Stored data -
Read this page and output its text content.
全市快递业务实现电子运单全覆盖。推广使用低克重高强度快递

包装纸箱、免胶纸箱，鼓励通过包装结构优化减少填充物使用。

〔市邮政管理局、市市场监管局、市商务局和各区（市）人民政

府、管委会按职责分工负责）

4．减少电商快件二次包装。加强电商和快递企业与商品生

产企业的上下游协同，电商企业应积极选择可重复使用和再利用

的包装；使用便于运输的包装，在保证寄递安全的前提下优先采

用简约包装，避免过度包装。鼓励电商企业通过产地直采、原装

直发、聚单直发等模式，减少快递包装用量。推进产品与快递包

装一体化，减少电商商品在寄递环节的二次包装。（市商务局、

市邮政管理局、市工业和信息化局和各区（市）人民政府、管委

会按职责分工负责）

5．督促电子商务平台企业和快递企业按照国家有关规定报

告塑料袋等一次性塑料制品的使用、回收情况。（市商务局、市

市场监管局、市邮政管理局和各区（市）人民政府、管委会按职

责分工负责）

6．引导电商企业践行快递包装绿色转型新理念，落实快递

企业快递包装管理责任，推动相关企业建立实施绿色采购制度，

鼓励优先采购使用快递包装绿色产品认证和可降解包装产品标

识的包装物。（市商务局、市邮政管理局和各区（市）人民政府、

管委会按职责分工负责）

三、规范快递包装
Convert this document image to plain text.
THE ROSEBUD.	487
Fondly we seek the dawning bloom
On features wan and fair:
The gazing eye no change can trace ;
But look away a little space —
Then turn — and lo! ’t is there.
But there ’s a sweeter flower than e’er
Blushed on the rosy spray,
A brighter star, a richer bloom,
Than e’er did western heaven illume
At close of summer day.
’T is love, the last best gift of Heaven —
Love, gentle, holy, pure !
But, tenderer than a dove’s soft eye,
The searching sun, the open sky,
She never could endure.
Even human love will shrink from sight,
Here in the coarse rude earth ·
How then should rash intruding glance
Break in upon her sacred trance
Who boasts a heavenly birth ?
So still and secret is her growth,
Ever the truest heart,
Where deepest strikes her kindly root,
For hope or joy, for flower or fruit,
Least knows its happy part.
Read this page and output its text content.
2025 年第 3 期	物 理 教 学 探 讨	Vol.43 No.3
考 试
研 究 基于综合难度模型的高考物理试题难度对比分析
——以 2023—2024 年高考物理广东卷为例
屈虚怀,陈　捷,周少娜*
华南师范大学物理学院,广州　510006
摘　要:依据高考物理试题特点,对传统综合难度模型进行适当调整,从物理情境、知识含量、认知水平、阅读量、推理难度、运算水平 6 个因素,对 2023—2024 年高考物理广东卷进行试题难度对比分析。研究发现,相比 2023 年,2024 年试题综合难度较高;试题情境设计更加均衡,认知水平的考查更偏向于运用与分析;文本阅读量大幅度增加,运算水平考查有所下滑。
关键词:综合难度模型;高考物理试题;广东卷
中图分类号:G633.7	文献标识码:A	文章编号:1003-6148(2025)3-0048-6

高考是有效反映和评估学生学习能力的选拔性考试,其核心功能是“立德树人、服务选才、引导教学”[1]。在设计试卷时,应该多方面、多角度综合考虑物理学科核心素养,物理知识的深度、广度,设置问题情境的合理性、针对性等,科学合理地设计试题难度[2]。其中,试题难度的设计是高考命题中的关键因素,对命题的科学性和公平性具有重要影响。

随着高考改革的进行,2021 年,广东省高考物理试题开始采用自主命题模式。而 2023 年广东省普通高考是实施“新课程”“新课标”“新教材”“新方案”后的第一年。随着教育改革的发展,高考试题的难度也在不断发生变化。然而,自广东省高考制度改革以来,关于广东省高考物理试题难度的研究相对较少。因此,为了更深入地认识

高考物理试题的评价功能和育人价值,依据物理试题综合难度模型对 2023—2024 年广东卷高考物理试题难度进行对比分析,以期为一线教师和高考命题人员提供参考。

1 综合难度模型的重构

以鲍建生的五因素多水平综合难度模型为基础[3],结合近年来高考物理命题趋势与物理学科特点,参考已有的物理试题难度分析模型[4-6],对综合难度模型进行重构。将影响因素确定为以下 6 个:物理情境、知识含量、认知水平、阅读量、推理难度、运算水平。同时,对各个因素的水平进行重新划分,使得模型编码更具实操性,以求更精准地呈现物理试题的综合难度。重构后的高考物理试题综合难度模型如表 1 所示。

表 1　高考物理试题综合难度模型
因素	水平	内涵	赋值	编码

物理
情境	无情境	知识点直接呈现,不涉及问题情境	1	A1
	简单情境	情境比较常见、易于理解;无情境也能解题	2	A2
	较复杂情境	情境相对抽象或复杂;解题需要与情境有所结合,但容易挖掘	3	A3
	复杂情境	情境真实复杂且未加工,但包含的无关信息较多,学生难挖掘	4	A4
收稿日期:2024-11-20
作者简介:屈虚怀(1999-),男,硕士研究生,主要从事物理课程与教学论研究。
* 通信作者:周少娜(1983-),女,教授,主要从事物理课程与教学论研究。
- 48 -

Aim of the exercise - Restate the data above exactly, keeping each word as it stands.

Worked answer -
Read this page and output its text content.
全市快递业务实现电子运单全覆盖。推广使用低克重高强度快递

包装纸箱、免胶纸箱，鼓励通过包装结构优化减少填充物使用。

〔市邮政管理局、市市场监管局、市商务局和各区（市）人民政

府、管委会按职责分工负责）

4．减少电商快件二次包装。加强电商和快递企业与商品生

产企业的上下游协同，电商企业应积极选择可重复使用和再利用

的包装；使用便于运输的包装，在保证寄递安全的前提下优先采

用简约包装，避免过度包装。鼓励电商企业通过产地直采、原装

直发、聚单直发等模式，减少快递包装用量。推进产品与快递包

装一体化，减少电商商品在寄递环节的二次包装。（市商务局、

市邮政管理局、市工业和信息化局和各区（市）人民政府、管委

会按职责分工负责）

5．督促电子商务平台企业和快递企业按照国家有关规定报

告塑料袋等一次性塑料制品的使用、回收情况。（市商务局、市

市场监管局、市邮政管理局和各区（市）人民政府、管委会按职

责分工负责）

6．引导电商企业践行快递包装绿色转型新理念，落实快递

企业快递包装管理责任，推动相关企业建立实施绿色采购制度，

鼓励优先采购使用快递包装绿色产品认证和可降解包装产品标

识的包装物。（市商务局、市邮政管理局和各区（市）人民政府、

管委会按职责分工负责）

三、规范快递包装
Convert this document image to plain text.
THE ROSEBUD.	487
Fondly we seek the dawning bloom
On features wan and fair:
The gazing eye no change can trace ;
But look away a little space —
Then turn — and lo! ’t is there.
But there ’s a sweeter flower than e’er
Blushed on the rosy spray,
A brighter star, a richer bloom,
Than e’er did western heaven illume
At close of summer day.
’T is love, the last best gift of Heaven —
Love, gentle, holy, pure !
But, tenderer than a dove’s soft eye,
The searching sun, the open sky,
She never could endure.
Even human love will shrink from sight,
Here in the coarse rude earth ·
How then should rash intruding glance
Break in upon her sacred trance
Who boasts a heavenly birth ?
So still and secret is her growth,
Ever the truest heart,
Where deepest strikes her kindly root,
For hope or joy, for flower or fruit,
Least knows its happy part.
Read this page and output its text content.
2025 年第 3 期	物 理 教 学 探 讨	Vol.43 No.3
考 试
研 究 基于综合难度模型的高考物理试题难度对比分析
——以 2023—2024 年高考物理广东卷为例
屈虚怀,陈　捷,周少娜*
华南师范大学物理学院,广州　510006
摘　要:依据高考物理试题特点,对传统综合难度模型进行适当调整,从物理情境、知识含量、认知水平、阅读量、推理难度、运算水平 6 个因素,对 2023—2024 年高考物理广东卷进行试题难度对比分析。研究发现,相比 2023 年,2024 年试题综合难度较高;试题情境设计更加均衡,认知水平的考查更偏向于运用与分析;文本阅读量大幅度增加,运算水平考查有所下滑。
关键词:综合难度模型;高考物理试题;广东卷
中图分类号:G633.7	文献标识码:A	文章编号:1003-6148(2025)3-0048-6

高考是有效反映和评估学生学习能力的选拔性考试,其核心功能是“立德树人、服务选才、引导教学”[1]。在设计试卷时,应该多方面、多角度综合考虑物理学科核心素养,物理知识的深度、广度,设置问题情境的合理性、针对性等,科学合理地设计试题难度[2]。其中,试题难度的设计是高考命题中的关键因素,对命题的科学性和公平性具有重要影响。

随着高考改革的进行,2021 年,广东省高考物理试题开始采用自主命题模式。而 2023 年广东省普通高考是实施“新课程”“新课标”“新教材”“新方案”后的第一年。随着教育改革的发展,高考试题的难度也在不断发生变化。然而,自广东省高考制度改革以来,关于广东省高考物理试题难度的研究相对较少。因此,为了更深入地认识

高考物理试题的评价功能和育人价值,依据物理试题综合难度模型对 2023—2024 年广东卷高考物理试题难度进行对比分析,以期为一线教师和高考命题人员提供参考。

1 综合难度模型的重构

以鲍建生的五因素多水平综合难度模型为基础[3],结合近年来高考物理命题趋势与物理学科特点,参考已有的物理试题难度分析模型[4-6],对综合难度模型进行重构。将影响因素确定为以下 6 个:物理情境、知识含量、认知水平、阅读量、推理难度、运算水平。同时,对各个因素的水平进行重新划分,使得模型编码更具实操性,以求更精准地呈现物理试题的综合难度。重构后的高考物理试题综合难度模型如表 1 所示。

表 1　高考物理试题综合难度模型
因素	水平	内涵	赋值	编码

物理
情境	无情境	知识点直接呈现,不涉及问题情境	1	A1
	简单情境	情境比较常见、易于理解;无情境也能解题	2	A2
	较复杂情境	情境相对抽象或复杂;解题需要与情境有所结合,但容易挖掘	3	A3
	复杂情境	情境真实复杂且未加工,但包含的无关信息较多,学生难挖掘	4	A4
收稿日期:2024-11-20
作者简介:屈虚怀(1999-),男,硕士研究生,主要从事物理课程与教学论研究。
* 通信作者:周少娜(1983-),女,教授,主要从事物理课程与教学论研究。
- 48 -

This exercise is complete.